***** Input material *****

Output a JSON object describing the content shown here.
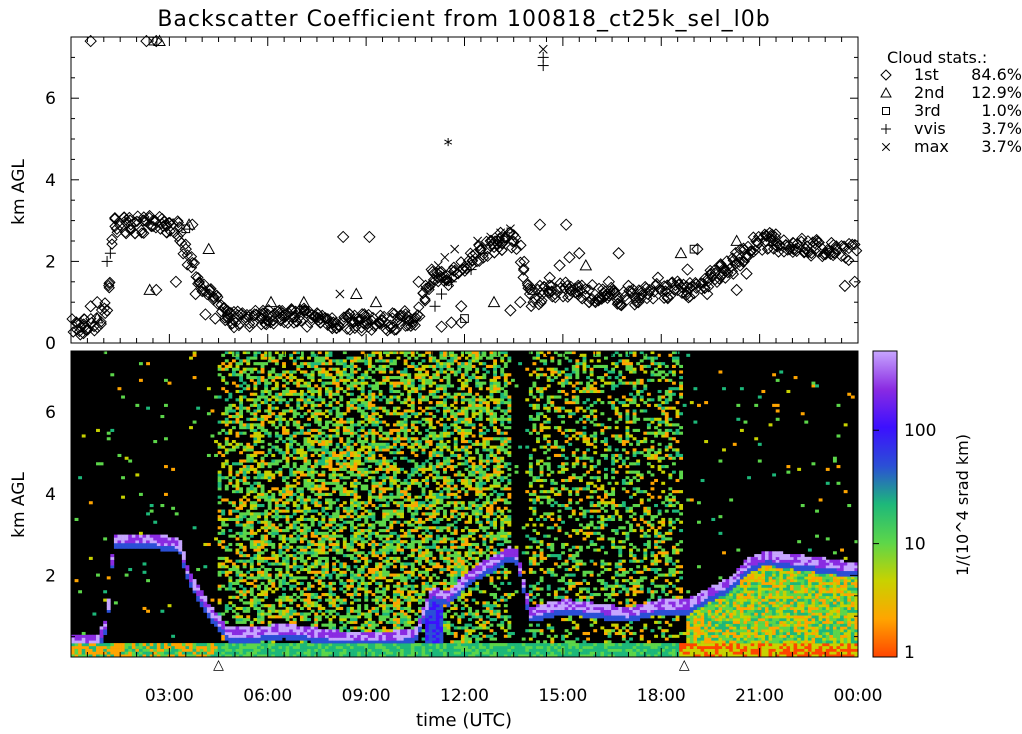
{
  "title": "Backscatter Coefficient from 100818_ct25k_sel_l0b",
  "chart_data": [
    {
      "type": "scatter",
      "panel": "cloud-base",
      "ylabel": "km AGL",
      "ylim": [
        0,
        7.5
      ],
      "yticks": [
        0,
        2,
        4,
        6
      ],
      "xlim": [
        0,
        24
      ],
      "grid": false,
      "legend_position": "top-right",
      "legend_title": "Cloud stats.:",
      "series": [
        {
          "name": "1st",
          "pct": "84.6%",
          "marker": "diamond",
          "x": [
            0.4,
            0.6,
            0.8,
            1.1,
            1.4,
            1.8,
            2.2,
            2.6,
            2.9,
            3.2,
            3.5,
            3.8,
            4.1,
            4.4,
            4.8,
            5.2,
            5.6,
            6.0,
            6.4,
            6.8,
            7.2,
            7.6,
            8.0,
            8.3,
            8.6,
            9.0,
            9.4,
            9.8,
            10.2,
            10.6,
            11.0,
            11.3,
            11.6,
            11.9,
            12.2,
            12.5,
            12.8,
            13.1,
            13.4,
            13.7,
            14.0,
            14.3,
            14.6,
            14.9,
            15.2,
            15.5,
            15.8,
            16.1,
            16.4,
            16.7,
            17.0,
            17.3,
            17.6,
            17.9,
            18.2,
            18.5,
            18.8,
            19.1,
            19.4,
            19.7,
            20.0,
            20.3,
            20.6,
            20.9,
            21.2,
            21.5,
            21.8,
            22.1,
            22.4,
            22.7,
            23.0,
            23.3,
            23.6,
            23.9,
            2.3,
            3.7,
            8.3,
            9.1,
            11.9,
            14.3,
            15.1,
            0.6,
            2.6
          ],
          "y": [
            0.4,
            0.9,
            1.0,
            0.8,
            2.8,
            3.0,
            3.0,
            1.3,
            2.9,
            1.5,
            2.3,
            1.2,
            0.7,
            0.6,
            0.6,
            0.7,
            0.7,
            0.7,
            0.6,
            0.5,
            0.4,
            0.5,
            0.5,
            0.5,
            0.5,
            0.5,
            0.5,
            0.6,
            0.7,
            1.5,
            1.8,
            0.4,
            0.5,
            0.9,
            1.9,
            2.3,
            2.5,
            2.7,
            0.8,
            1.0,
            1.2,
            1.4,
            1.6,
            1.9,
            2.1,
            2.2,
            1.0,
            1.1,
            1.5,
            2.2,
            1.4,
            1.0,
            1.2,
            1.6,
            1.1,
            1.3,
            1.8,
            2.3,
            1.2,
            1.5,
            2.0,
            1.3,
            1.7,
            2.5,
            2.5,
            2.4,
            2.4,
            2.3,
            2.3,
            2.3,
            2.2,
            2.2,
            1.4,
            1.5,
            7.4,
            2.9,
            2.6,
            2.6,
            0.5,
            2.9,
            2.9,
            7.4,
            7.4
          ]
        },
        {
          "name": "2nd",
          "pct": "12.9%",
          "marker": "triangle",
          "x": [
            0.8,
            2.4,
            3.6,
            4.2,
            6.1,
            7.1,
            8.7,
            9.3,
            12.9,
            14.1,
            15.7,
            18.6,
            20.3,
            21.4,
            2.7
          ],
          "y": [
            0.6,
            1.3,
            2.9,
            2.3,
            1.0,
            1.0,
            1.2,
            1.0,
            1.0,
            1.3,
            1.9,
            2.2,
            2.5,
            2.5,
            7.4
          ]
        },
        {
          "name": "3rd",
          "pct": "1.0%",
          "marker": "square",
          "x": [
            2.5,
            3.5,
            12.0,
            19.0
          ],
          "y": [
            7.4,
            2.8,
            0.6,
            2.3
          ]
        },
        {
          "name": "vvis",
          "pct": "3.7%",
          "marker": "plus",
          "x": [
            1.1,
            1.2,
            11.1,
            11.3,
            11.6,
            12.2,
            12.6,
            13.0,
            13.3,
            14.4,
            14.4
          ],
          "y": [
            2.0,
            2.2,
            0.9,
            1.2,
            1.5,
            1.8,
            2.2,
            2.5,
            2.7,
            7.0,
            6.8
          ]
        },
        {
          "name": "max",
          "pct": "3.7%",
          "marker": "x",
          "x": [
            11.2,
            11.4,
            11.7,
            12.4,
            12.8,
            13.1,
            13.4,
            14.4,
            8.2
          ],
          "y": [
            1.9,
            2.1,
            2.3,
            2.5,
            2.6,
            2.7,
            2.8,
            7.2,
            1.2
          ]
        }
      ],
      "annotations": [
        {
          "x": 11.5,
          "y": 4.9,
          "label": "*"
        }
      ]
    },
    {
      "type": "heatmap",
      "panel": "backscatter",
      "ylabel": "km AGL",
      "xlabel": "time (UTC)",
      "ylim": [
        0,
        7.5
      ],
      "yticks": [
        2,
        4,
        6
      ],
      "xlim": [
        0,
        24
      ],
      "xticks": [
        "03:00",
        "06:00",
        "09:00",
        "12:00",
        "15:00",
        "18:00",
        "21:00",
        "00:00"
      ],
      "xtick_hours": [
        3,
        6,
        9,
        12,
        15,
        18,
        21,
        24
      ],
      "colorbar": {
        "label": "1/(10^4 srad km)",
        "scale": "log",
        "range": [
          1,
          500
        ],
        "ticks": [
          "1",
          "10",
          "100"
        ],
        "tick_values": [
          1,
          10,
          100
        ],
        "colors": [
          "#ff4500",
          "#ffa500",
          "#c8d200",
          "#5cd64a",
          "#1db87a",
          "#2b4fd6",
          "#3c10ff",
          "#8a2be2",
          "#c7a6ff"
        ]
      },
      "cloud_layer_km": {
        "t": [
          0,
          0.8,
          1.1,
          1.3,
          2.5,
          3.3,
          3.6,
          4.2,
          4.8,
          5.5,
          6.5,
          7.5,
          8.5,
          9.5,
          10.5,
          11.0,
          11.5,
          12.0,
          12.5,
          13.0,
          13.3,
          13.6,
          14.0,
          15.0,
          16.0,
          17.0,
          18.0,
          18.8,
          19.5,
          20.2,
          20.6,
          21.2,
          22.0,
          23.0,
          23.9
        ],
        "h": [
          0.4,
          0.4,
          0.9,
          2.9,
          2.9,
          2.8,
          2.0,
          1.2,
          0.6,
          0.6,
          0.7,
          0.6,
          0.5,
          0.5,
          0.6,
          1.6,
          1.5,
          1.9,
          2.2,
          2.4,
          2.6,
          2.5,
          1.1,
          1.3,
          1.2,
          1.1,
          1.3,
          1.3,
          1.6,
          1.9,
          2.3,
          2.5,
          2.4,
          2.3,
          2.2
        ]
      },
      "precip_hours": [
        10.8,
        11.3
      ],
      "markers": [
        {
          "t": 4.5,
          "label": "△"
        },
        {
          "t": 18.7,
          "label": "△"
        }
      ]
    }
  ]
}
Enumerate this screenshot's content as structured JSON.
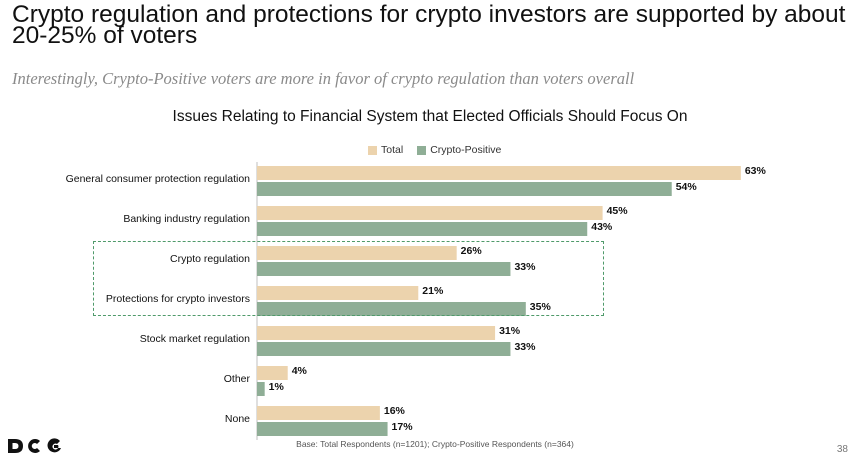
{
  "slide": {
    "title": "Crypto regulation and protections for crypto investors are supported by about 20-25% of voters",
    "subtitle": "Interestingly, Crypto-Positive voters are more in favor of crypto regulation than voters overall",
    "footnote": "Base: Total Respondents (n=1201); Crypto-Positive Respondents (n=364)",
    "page_number": "38",
    "logo_text": "DCG"
  },
  "colors": {
    "total": "#ecd3ad",
    "crypto_positive": "#8fae96",
    "highlight_border": "#4f9a6a"
  },
  "chart_data": {
    "type": "bar",
    "orientation": "horizontal",
    "title": "Issues Relating to Financial System that Elected Officials Should Focus On",
    "categories": [
      "General consumer protection regulation",
      "Banking industry regulation",
      "Crypto regulation",
      "Protections for crypto investors",
      "Stock market regulation",
      "Other",
      "None"
    ],
    "series": [
      {
        "name": "Total",
        "values": [
          63,
          45,
          26,
          21,
          31,
          4,
          16
        ]
      },
      {
        "name": "Crypto-Positive",
        "values": [
          54,
          43,
          33,
          35,
          33,
          1,
          17
        ]
      }
    ],
    "value_suffix": "%",
    "xlim": [
      0,
      100
    ],
    "grid": false,
    "legend_position": "top-center",
    "highlighted_categories": [
      "Crypto regulation",
      "Protections for crypto investors"
    ]
  }
}
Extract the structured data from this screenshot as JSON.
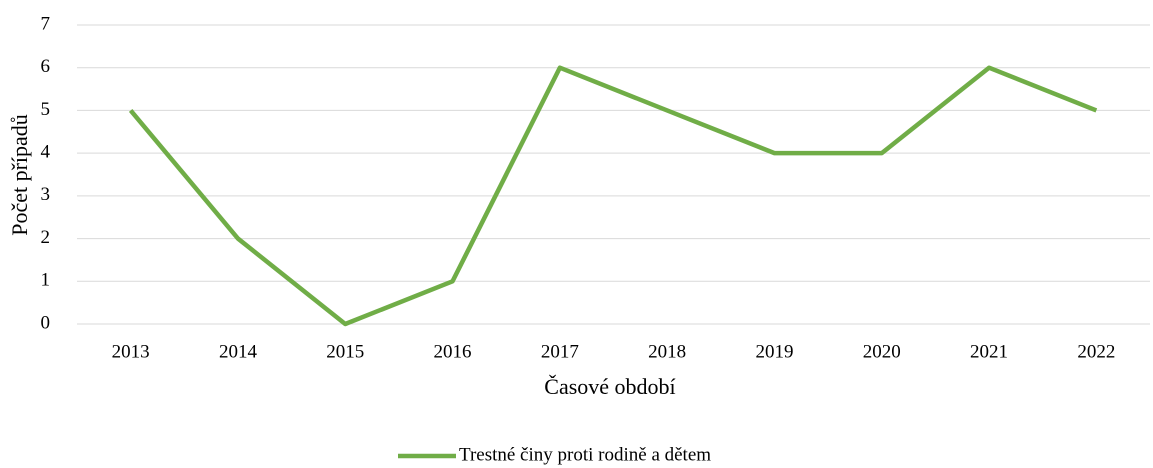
{
  "chart_data": {
    "type": "line",
    "categories": [
      "2013",
      "2014",
      "2015",
      "2016",
      "2017",
      "2018",
      "2019",
      "2020",
      "2021",
      "2022"
    ],
    "series": [
      {
        "name": "Trestné činy proti rodině a dětem",
        "color": "#70ad47",
        "values": [
          5,
          2,
          0,
          1,
          6,
          5,
          4,
          4,
          6,
          5
        ]
      }
    ],
    "xlabel": "Časové období",
    "ylabel": "Počet případů",
    "ylim": [
      0,
      7
    ],
    "yticks": [
      0,
      1,
      2,
      3,
      4,
      5,
      6,
      7
    ],
    "grid": true,
    "legend": "bottom"
  }
}
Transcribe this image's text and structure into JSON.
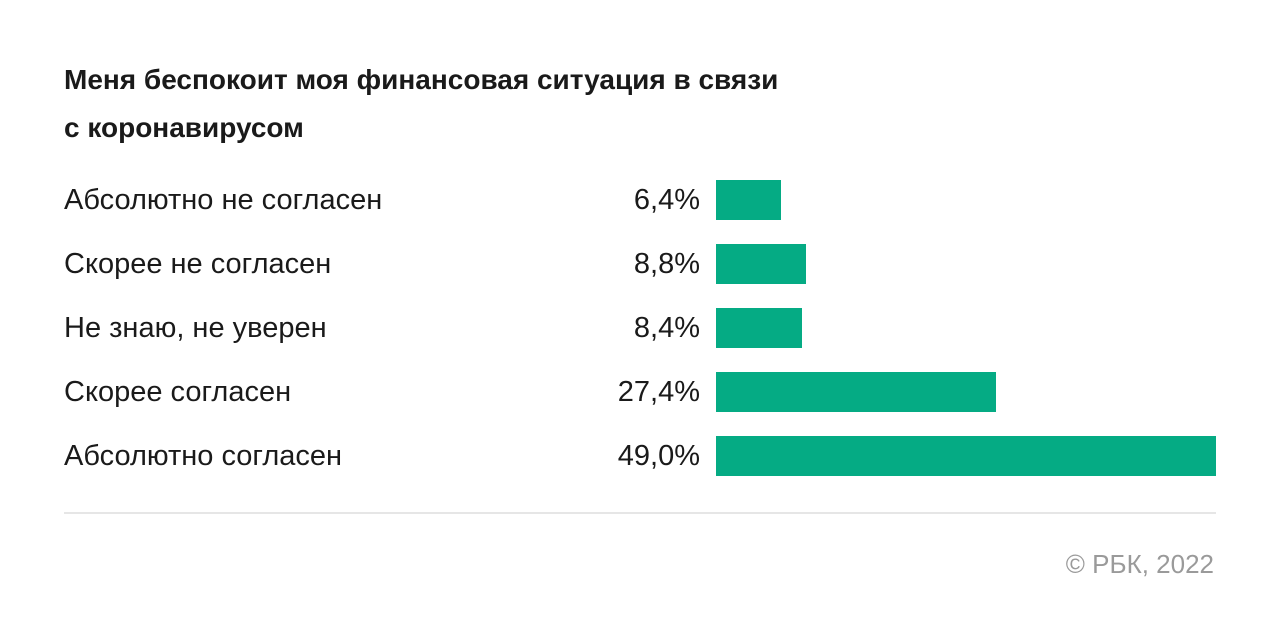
{
  "chart_data": {
    "type": "bar",
    "orientation": "horizontal",
    "title": "Меня беспокоит моя финансовая ситуация в связи с коронавирусом",
    "categories": [
      "Абсолютно не согласен",
      "Скорее не согласен",
      "Не знаю, не уверен",
      "Скорее согласен",
      "Абсолютно согласен"
    ],
    "values": [
      6.4,
      8.8,
      8.4,
      27.4,
      49.0
    ],
    "value_labels": [
      "6,4%",
      "8,8%",
      "8,4%",
      "27,4%",
      "49,0%"
    ],
    "color": "#05ab84",
    "xlim": [
      0,
      49
    ],
    "source": "© РБК, 2022"
  }
}
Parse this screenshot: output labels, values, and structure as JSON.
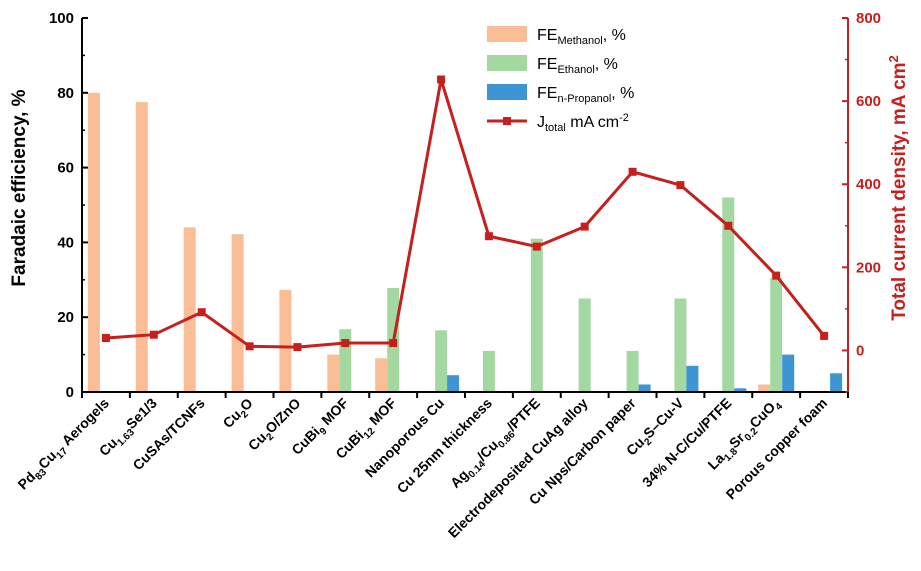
{
  "chart_data": {
    "type": "bar",
    "categories": [
      "Pd83Cu17 Aerogels",
      "Cu1.63Se1/3",
      "CuSAs/TCNFs",
      "Cu2O",
      "Cu2O/ZnO",
      "CuBi9 MOF",
      "CuBi12 MOF",
      "Nanoporous Cu",
      "Cu 25nm thickness",
      "Ag0.14/Cu0.86/PTFE",
      "Electrodeposited CuAg alloy",
      "Cu Nps/Carbon paper",
      "Cu2S–Cu-V",
      "34% N-C/Cu/PTFE",
      "La1.8Sr0.2CuO4",
      "Porous copper foam"
    ],
    "series": [
      {
        "name": "FE_Methanol, %",
        "type": "bar",
        "axis": "left",
        "color": "#f9be96",
        "values": [
          80,
          77.5,
          44,
          42.2,
          27.3,
          10,
          9,
          null,
          null,
          null,
          null,
          null,
          null,
          null,
          2,
          null
        ]
      },
      {
        "name": "FE_Ethanol, %",
        "type": "bar",
        "axis": "left",
        "color": "#a3d9a1",
        "values": [
          null,
          null,
          null,
          null,
          null,
          16.8,
          27.8,
          16.5,
          11,
          41,
          25,
          11,
          25,
          52,
          30.5,
          null
        ]
      },
      {
        "name": "FE_n-Propanol, %",
        "type": "bar",
        "axis": "left",
        "color": "#3d95d4",
        "values": [
          null,
          null,
          null,
          null,
          null,
          null,
          null,
          4.5,
          null,
          null,
          null,
          2,
          7,
          1,
          10,
          5
        ]
      },
      {
        "name": "J_total mA cm^-2",
        "type": "line",
        "axis": "right",
        "color": "#c71e1e",
        "values": [
          30,
          38,
          92,
          10,
          8,
          18,
          18,
          652,
          275,
          250,
          298,
          430,
          398,
          300,
          180,
          35
        ]
      }
    ],
    "ylabel_left": "Faradaic efficiency, %",
    "ylabel_right": "Total current density, mA cm",
    "ylim_left": [
      0,
      100
    ],
    "ylim_right": [
      -100,
      800
    ],
    "yticks_left": [
      "0",
      "20",
      "40",
      "60",
      "80",
      "100"
    ],
    "yticks_right": [
      "0",
      "200",
      "400",
      "600",
      "800"
    ],
    "legend": [
      {
        "base": "FE",
        "sub": "Methanol",
        "tail": ", %"
      },
      {
        "base": "FE",
        "sub": "Ethanol",
        "tail": ", %"
      },
      {
        "base": "FE",
        "sub": "n-Propanol",
        "tail": ", %"
      },
      {
        "base": "J",
        "sub": "total",
        "tail": " mA cm",
        "sup": "-2"
      }
    ],
    "legend_position": "top-center",
    "grid": false,
    "colors": {
      "axis": "#000000",
      "right_axis": "#c71e1e"
    }
  },
  "category_labels": [
    [
      [
        "Pd",
        ""
      ],
      [
        "83",
        "sub"
      ],
      [
        "Cu",
        ""
      ],
      [
        "17",
        "sub"
      ],
      [
        " Aerogels",
        ""
      ]
    ],
    [
      [
        "Cu",
        ""
      ],
      [
        "1.63",
        "sub"
      ],
      [
        "Se1/3",
        ""
      ]
    ],
    [
      [
        "CuSAs/TCNFs",
        ""
      ]
    ],
    [
      [
        "Cu",
        ""
      ],
      [
        "2",
        "sub"
      ],
      [
        "O",
        ""
      ]
    ],
    [
      [
        "Cu",
        ""
      ],
      [
        "2",
        "sub"
      ],
      [
        "O/ZnO",
        ""
      ]
    ],
    [
      [
        "CuBi",
        ""
      ],
      [
        "9",
        "sub"
      ],
      [
        " MOF",
        ""
      ]
    ],
    [
      [
        "CuBi",
        ""
      ],
      [
        "12",
        "sub"
      ],
      [
        " MOF",
        ""
      ]
    ],
    [
      [
        "Nanoporous Cu",
        ""
      ]
    ],
    [
      [
        "Cu 25nm thickness",
        ""
      ]
    ],
    [
      [
        "Ag",
        ""
      ],
      [
        "0.14",
        "sub"
      ],
      [
        "/Cu",
        ""
      ],
      [
        "0.86",
        "sub"
      ],
      [
        "/PTFE",
        ""
      ]
    ],
    [
      [
        "Electrodeposited CuAg alloy",
        ""
      ]
    ],
    [
      [
        "Cu Nps/Carbon paper",
        ""
      ]
    ],
    [
      [
        "Cu",
        ""
      ],
      [
        "2",
        "sub"
      ],
      [
        "S–Cu-V",
        ""
      ]
    ],
    [
      [
        "34% N-C/Cu/PTFE",
        ""
      ]
    ],
    [
      [
        "La",
        ""
      ],
      [
        "1.8",
        "sub"
      ],
      [
        "Sr",
        ""
      ],
      [
        "0.2",
        "sub"
      ],
      [
        "CuO",
        ""
      ],
      [
        "4",
        "sub"
      ]
    ],
    [
      [
        "Porous copper foam",
        ""
      ]
    ]
  ]
}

*****

== Exercise ==
All lines above with "paper" in them should be returned.

== Answer to this task ==
      "Cu Nps/Carbon paper",
        "Cu Nps/Carbon paper",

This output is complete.